* _What you will do_: Edit the items from the start of the items through the line holding "import-button[interactable]: IMPORT <box>774", inclusive, replacing "bounding box" with "enclosing box" and leaving everything else unchanged. Give back only those lines.

* _Data for processing_:
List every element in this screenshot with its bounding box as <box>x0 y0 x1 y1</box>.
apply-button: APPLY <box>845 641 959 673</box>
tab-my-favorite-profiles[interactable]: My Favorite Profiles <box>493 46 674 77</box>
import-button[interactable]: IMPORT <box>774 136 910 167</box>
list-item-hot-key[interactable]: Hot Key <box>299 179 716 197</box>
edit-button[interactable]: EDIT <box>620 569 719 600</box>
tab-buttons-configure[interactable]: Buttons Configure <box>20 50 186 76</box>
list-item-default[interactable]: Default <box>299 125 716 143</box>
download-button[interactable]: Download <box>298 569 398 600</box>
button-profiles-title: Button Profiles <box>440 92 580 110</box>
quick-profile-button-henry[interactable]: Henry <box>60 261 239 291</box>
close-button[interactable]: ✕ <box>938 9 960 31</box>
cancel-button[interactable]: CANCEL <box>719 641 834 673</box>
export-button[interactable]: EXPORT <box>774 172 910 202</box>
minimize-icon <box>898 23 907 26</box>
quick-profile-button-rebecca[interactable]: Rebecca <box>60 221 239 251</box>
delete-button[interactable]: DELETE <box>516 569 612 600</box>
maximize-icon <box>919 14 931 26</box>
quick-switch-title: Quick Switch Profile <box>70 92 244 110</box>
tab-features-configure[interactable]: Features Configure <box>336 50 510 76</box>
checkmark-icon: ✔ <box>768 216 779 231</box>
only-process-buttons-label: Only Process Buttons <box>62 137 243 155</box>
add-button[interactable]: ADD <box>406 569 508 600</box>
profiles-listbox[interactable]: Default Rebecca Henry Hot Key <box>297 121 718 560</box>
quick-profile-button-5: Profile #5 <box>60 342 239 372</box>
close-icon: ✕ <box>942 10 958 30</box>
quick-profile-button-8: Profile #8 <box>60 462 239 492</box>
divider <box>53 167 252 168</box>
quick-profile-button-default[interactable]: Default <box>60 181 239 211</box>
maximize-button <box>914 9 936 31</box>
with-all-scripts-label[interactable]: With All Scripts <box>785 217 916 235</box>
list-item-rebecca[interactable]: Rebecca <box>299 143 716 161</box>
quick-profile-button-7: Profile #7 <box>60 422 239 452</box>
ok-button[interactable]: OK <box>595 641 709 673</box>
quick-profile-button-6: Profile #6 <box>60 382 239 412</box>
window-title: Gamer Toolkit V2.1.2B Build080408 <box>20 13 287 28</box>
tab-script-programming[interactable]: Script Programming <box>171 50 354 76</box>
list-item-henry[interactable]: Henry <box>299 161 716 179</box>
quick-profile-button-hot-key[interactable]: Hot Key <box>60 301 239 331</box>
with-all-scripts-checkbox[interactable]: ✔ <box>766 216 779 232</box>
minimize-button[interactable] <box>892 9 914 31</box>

* _Result of this task_:
List every element in this screenshot with its enclosing box as <box>x0 y0 x1 y1</box>.
apply-button: APPLY <box>845 641 959 673</box>
tab-my-favorite-profiles[interactable]: My Favorite Profiles <box>493 46 674 77</box>
import-button[interactable]: IMPORT <box>774 136 910 167</box>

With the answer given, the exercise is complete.